THE REQUEST —
Copy out every record below with complete accuracy.
··· RECORDS TO PROCESS ···
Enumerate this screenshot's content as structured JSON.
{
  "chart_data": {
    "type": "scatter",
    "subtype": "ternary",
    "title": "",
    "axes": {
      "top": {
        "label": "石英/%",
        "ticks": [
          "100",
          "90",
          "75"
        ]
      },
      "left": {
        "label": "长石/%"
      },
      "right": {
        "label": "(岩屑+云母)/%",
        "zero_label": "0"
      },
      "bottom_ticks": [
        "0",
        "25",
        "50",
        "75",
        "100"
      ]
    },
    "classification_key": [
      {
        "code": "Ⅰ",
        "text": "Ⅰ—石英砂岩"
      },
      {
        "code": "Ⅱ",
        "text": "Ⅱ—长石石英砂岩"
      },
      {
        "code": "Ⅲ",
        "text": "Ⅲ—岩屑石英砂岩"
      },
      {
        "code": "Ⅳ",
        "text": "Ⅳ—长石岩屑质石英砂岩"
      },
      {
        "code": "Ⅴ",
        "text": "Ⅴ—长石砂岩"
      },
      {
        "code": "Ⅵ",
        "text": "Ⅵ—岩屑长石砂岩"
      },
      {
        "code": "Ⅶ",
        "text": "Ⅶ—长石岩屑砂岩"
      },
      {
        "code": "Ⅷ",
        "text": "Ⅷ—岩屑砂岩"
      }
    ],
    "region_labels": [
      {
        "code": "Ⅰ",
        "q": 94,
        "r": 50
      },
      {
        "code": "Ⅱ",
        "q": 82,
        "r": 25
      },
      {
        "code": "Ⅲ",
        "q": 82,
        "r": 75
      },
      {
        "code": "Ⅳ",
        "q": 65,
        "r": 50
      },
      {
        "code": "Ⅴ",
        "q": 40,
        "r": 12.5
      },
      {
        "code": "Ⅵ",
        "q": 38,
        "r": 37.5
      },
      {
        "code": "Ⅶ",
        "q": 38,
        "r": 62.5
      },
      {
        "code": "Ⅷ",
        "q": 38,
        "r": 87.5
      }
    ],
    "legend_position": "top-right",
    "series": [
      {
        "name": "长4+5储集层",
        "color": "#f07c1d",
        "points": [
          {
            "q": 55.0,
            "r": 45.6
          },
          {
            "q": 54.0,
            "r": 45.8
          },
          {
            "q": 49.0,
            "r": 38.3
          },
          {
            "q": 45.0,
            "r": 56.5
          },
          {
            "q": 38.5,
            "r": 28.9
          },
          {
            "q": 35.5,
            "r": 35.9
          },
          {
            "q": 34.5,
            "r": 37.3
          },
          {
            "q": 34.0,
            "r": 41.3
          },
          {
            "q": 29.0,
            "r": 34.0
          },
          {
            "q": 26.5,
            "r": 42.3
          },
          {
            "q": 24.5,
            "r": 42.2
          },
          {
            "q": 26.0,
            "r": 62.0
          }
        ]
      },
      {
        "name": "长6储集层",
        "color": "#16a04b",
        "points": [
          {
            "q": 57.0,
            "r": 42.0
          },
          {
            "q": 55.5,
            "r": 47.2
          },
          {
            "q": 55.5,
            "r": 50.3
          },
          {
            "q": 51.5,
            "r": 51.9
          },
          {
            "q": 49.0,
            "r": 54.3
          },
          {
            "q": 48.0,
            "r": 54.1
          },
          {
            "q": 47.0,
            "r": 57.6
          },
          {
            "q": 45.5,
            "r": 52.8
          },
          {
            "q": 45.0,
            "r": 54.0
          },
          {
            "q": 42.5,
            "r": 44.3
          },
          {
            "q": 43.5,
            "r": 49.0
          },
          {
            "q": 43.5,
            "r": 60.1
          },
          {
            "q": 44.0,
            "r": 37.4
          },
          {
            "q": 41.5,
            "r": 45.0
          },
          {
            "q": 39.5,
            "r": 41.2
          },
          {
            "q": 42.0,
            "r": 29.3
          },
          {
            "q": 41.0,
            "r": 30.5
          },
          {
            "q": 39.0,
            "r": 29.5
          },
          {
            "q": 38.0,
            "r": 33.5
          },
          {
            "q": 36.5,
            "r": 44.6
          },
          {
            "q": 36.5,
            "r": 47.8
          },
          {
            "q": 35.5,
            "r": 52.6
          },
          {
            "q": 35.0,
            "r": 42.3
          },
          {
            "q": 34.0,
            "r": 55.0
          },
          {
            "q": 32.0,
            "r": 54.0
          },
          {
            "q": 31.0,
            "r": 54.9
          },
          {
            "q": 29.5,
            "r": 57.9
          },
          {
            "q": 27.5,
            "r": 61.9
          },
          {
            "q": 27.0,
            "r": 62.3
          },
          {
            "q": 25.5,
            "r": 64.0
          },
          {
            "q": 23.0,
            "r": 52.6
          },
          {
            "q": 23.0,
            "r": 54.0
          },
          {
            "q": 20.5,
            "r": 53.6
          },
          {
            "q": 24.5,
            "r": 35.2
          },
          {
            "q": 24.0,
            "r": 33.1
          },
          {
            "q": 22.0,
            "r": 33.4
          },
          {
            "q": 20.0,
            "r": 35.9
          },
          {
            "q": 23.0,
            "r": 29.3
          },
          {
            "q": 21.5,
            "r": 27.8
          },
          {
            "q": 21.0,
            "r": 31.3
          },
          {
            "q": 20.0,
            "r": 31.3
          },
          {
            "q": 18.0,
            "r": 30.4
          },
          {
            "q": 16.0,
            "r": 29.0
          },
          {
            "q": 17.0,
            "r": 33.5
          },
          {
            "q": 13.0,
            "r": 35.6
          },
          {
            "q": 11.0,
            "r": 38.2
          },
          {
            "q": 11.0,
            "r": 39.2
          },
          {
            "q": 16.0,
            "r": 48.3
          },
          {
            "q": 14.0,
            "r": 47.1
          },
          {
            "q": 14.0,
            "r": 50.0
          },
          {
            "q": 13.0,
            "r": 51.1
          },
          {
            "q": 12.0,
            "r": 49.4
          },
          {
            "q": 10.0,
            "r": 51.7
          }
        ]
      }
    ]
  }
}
···
EXPECTED ANSWER —
Enumerate this screenshot's content as structured JSON.
{
  "chart_data": {
    "type": "scatter",
    "subtype": "ternary",
    "title": "",
    "axes": {
      "top": {
        "label": "石英/%",
        "ticks": [
          "100",
          "90",
          "75"
        ]
      },
      "left": {
        "label": "长石/%"
      },
      "right": {
        "label": "(岩屑+云母)/%",
        "zero_label": "0"
      },
      "bottom_ticks": [
        "0",
        "25",
        "50",
        "75",
        "100"
      ]
    },
    "classification_key": [
      {
        "code": "Ⅰ",
        "text": "Ⅰ—石英砂岩"
      },
      {
        "code": "Ⅱ",
        "text": "Ⅱ—长石石英砂岩"
      },
      {
        "code": "Ⅲ",
        "text": "Ⅲ—岩屑石英砂岩"
      },
      {
        "code": "Ⅳ",
        "text": "Ⅳ—长石岩屑质石英砂岩"
      },
      {
        "code": "Ⅴ",
        "text": "Ⅴ—长石砂岩"
      },
      {
        "code": "Ⅵ",
        "text": "Ⅵ—岩屑长石砂岩"
      },
      {
        "code": "Ⅶ",
        "text": "Ⅶ—长石岩屑砂岩"
      },
      {
        "code": "Ⅷ",
        "text": "Ⅷ—岩屑砂岩"
      }
    ],
    "region_labels": [
      {
        "code": "Ⅰ",
        "q": 94,
        "r": 50
      },
      {
        "code": "Ⅱ",
        "q": 82,
        "r": 25
      },
      {
        "code": "Ⅲ",
        "q": 82,
        "r": 75
      },
      {
        "code": "Ⅳ",
        "q": 65,
        "r": 50
      },
      {
        "code": "Ⅴ",
        "q": 40,
        "r": 12.5
      },
      {
        "code": "Ⅵ",
        "q": 38,
        "r": 37.5
      },
      {
        "code": "Ⅶ",
        "q": 38,
        "r": 62.5
      },
      {
        "code": "Ⅷ",
        "q": 38,
        "r": 87.5
      }
    ],
    "legend_position": "top-right",
    "series": [
      {
        "name": "长4+5储集层",
        "color": "#f07c1d",
        "points": [
          {
            "q": 55.0,
            "r": 45.6
          },
          {
            "q": 54.0,
            "r": 45.8
          },
          {
            "q": 49.0,
            "r": 38.3
          },
          {
            "q": 45.0,
            "r": 56.5
          },
          {
            "q": 38.5,
            "r": 28.9
          },
          {
            "q": 35.5,
            "r": 35.9
          },
          {
            "q": 34.5,
            "r": 37.3
          },
          {
            "q": 34.0,
            "r": 41.3
          },
          {
            "q": 29.0,
            "r": 34.0
          },
          {
            "q": 26.5,
            "r": 42.3
          },
          {
            "q": 24.5,
            "r": 42.2
          },
          {
            "q": 26.0,
            "r": 62.0
          }
        ]
      },
      {
        "name": "长6储集层",
        "color": "#16a04b",
        "points": [
          {
            "q": 57.0,
            "r": 42.0
          },
          {
            "q": 55.5,
            "r": 47.2
          },
          {
            "q": 55.5,
            "r": 50.3
          },
          {
            "q": 51.5,
            "r": 51.9
          },
          {
            "q": 49.0,
            "r": 54.3
          },
          {
            "q": 48.0,
            "r": 54.1
          },
          {
            "q": 47.0,
            "r": 57.6
          },
          {
            "q": 45.5,
            "r": 52.8
          },
          {
            "q": 45.0,
            "r": 54.0
          },
          {
            "q": 42.5,
            "r": 44.3
          },
          {
            "q": 43.5,
            "r": 49.0
          },
          {
            "q": 43.5,
            "r": 60.1
          },
          {
            "q": 44.0,
            "r": 37.4
          },
          {
            "q": 41.5,
            "r": 45.0
          },
          {
            "q": 39.5,
            "r": 41.2
          },
          {
            "q": 42.0,
            "r": 29.3
          },
          {
            "q": 41.0,
            "r": 30.5
          },
          {
            "q": 39.0,
            "r": 29.5
          },
          {
            "q": 38.0,
            "r": 33.5
          },
          {
            "q": 36.5,
            "r": 44.6
          },
          {
            "q": 36.5,
            "r": 47.8
          },
          {
            "q": 35.5,
            "r": 52.6
          },
          {
            "q": 35.0,
            "r": 42.3
          },
          {
            "q": 34.0,
            "r": 55.0
          },
          {
            "q": 32.0,
            "r": 54.0
          },
          {
            "q": 31.0,
            "r": 54.9
          },
          {
            "q": 29.5,
            "r": 57.9
          },
          {
            "q": 27.5,
            "r": 61.9
          },
          {
            "q": 27.0,
            "r": 62.3
          },
          {
            "q": 25.5,
            "r": 64.0
          },
          {
            "q": 23.0,
            "r": 52.6
          },
          {
            "q": 23.0,
            "r": 54.0
          },
          {
            "q": 20.5,
            "r": 53.6
          },
          {
            "q": 24.5,
            "r": 35.2
          },
          {
            "q": 24.0,
            "r": 33.1
          },
          {
            "q": 22.0,
            "r": 33.4
          },
          {
            "q": 20.0,
            "r": 35.9
          },
          {
            "q": 23.0,
            "r": 29.3
          },
          {
            "q": 21.5,
            "r": 27.8
          },
          {
            "q": 21.0,
            "r": 31.3
          },
          {
            "q": 20.0,
            "r": 31.3
          },
          {
            "q": 18.0,
            "r": 30.4
          },
          {
            "q": 16.0,
            "r": 29.0
          },
          {
            "q": 17.0,
            "r": 33.5
          },
          {
            "q": 13.0,
            "r": 35.6
          },
          {
            "q": 11.0,
            "r": 38.2
          },
          {
            "q": 11.0,
            "r": 39.2
          },
          {
            "q": 16.0,
            "r": 48.3
          },
          {
            "q": 14.0,
            "r": 47.1
          },
          {
            "q": 14.0,
            "r": 50.0
          },
          {
            "q": 13.0,
            "r": 51.1
          },
          {
            "q": 12.0,
            "r": 49.4
          },
          {
            "q": 10.0,
            "r": 51.7
          }
        ]
      }
    ]
  }
}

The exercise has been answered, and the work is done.